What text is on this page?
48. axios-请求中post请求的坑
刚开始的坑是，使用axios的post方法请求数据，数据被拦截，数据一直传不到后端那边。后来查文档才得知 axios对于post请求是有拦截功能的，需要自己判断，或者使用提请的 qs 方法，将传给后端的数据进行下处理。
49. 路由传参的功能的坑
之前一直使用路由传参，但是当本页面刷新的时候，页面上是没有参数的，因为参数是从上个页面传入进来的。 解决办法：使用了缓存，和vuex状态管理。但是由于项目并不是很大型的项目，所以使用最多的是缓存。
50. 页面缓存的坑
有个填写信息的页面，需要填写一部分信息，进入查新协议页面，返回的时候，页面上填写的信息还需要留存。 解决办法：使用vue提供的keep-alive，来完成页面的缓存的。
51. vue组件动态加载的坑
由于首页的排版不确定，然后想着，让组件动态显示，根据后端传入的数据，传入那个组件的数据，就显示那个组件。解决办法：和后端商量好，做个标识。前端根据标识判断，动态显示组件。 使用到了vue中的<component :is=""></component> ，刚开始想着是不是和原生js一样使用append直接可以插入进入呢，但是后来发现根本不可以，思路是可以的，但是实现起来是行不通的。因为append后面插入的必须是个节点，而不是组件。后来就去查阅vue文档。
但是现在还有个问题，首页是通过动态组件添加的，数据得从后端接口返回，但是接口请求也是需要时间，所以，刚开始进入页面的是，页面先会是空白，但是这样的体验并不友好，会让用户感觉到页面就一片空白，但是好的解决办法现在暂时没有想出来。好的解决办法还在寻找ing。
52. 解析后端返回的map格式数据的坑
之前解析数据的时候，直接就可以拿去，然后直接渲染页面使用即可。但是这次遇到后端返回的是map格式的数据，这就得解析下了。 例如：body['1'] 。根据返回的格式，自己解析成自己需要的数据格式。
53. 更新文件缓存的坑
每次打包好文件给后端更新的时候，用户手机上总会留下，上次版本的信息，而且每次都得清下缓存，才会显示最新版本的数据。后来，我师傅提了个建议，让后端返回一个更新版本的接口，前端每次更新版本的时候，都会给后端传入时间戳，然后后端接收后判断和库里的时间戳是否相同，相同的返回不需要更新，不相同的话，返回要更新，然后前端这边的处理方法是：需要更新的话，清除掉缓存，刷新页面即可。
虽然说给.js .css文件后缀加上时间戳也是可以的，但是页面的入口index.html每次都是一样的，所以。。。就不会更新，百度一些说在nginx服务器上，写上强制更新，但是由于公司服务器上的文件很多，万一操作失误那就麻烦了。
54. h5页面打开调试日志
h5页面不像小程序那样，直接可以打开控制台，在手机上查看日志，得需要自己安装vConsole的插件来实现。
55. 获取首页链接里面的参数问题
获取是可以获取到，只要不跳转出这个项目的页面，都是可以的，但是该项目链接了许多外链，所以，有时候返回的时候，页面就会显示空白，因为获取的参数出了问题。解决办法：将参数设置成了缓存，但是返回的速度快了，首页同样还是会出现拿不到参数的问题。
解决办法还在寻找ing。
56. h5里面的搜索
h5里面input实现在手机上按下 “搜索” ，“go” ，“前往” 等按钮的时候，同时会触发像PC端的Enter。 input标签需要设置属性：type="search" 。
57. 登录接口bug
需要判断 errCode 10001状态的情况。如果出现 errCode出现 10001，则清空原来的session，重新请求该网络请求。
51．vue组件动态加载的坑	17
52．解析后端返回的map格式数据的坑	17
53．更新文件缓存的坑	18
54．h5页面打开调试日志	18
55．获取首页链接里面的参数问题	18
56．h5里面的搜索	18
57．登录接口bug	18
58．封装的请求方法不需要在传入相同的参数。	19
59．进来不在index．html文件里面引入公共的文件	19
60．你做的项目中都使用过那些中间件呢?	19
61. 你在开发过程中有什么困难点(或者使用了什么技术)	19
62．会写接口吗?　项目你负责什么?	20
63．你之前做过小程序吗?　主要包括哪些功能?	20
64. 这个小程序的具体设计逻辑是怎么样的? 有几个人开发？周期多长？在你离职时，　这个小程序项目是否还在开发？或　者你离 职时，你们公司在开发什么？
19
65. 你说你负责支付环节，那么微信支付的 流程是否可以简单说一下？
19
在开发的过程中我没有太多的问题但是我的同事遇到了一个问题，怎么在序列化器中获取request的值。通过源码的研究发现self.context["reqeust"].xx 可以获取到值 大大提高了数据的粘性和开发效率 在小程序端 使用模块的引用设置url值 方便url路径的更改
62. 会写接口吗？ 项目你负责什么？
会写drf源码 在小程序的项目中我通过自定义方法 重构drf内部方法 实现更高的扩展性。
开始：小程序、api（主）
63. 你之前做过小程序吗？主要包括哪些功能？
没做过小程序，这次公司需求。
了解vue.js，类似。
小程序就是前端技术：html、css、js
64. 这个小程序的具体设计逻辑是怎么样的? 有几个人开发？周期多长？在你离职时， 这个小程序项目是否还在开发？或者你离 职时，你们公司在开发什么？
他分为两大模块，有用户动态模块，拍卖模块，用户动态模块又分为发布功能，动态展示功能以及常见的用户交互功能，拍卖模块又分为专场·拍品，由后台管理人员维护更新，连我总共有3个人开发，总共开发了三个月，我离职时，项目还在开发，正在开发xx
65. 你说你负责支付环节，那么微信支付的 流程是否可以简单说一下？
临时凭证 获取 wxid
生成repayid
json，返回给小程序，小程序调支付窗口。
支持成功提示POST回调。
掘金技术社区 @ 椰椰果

- - -

→ **AIM**
Select and copy every line from the records that includes the word "你们公司在开发什么".

→ **SOLUTION TO THIS EXERCISE**
64. 这个小程序的具体设计逻辑是怎么样的? 有几个人开发？周期多长？在你离职时，　这个小程序项目是否还在开发？或　者你离 职时，你们公司在开发什么？
64. 这个小程序的具体设计逻辑是怎么样的? 有几个人开发？周期多长？在你离职时， 这个小程序项目是否还在开发？或者你离 职时，你们公司在开发什么？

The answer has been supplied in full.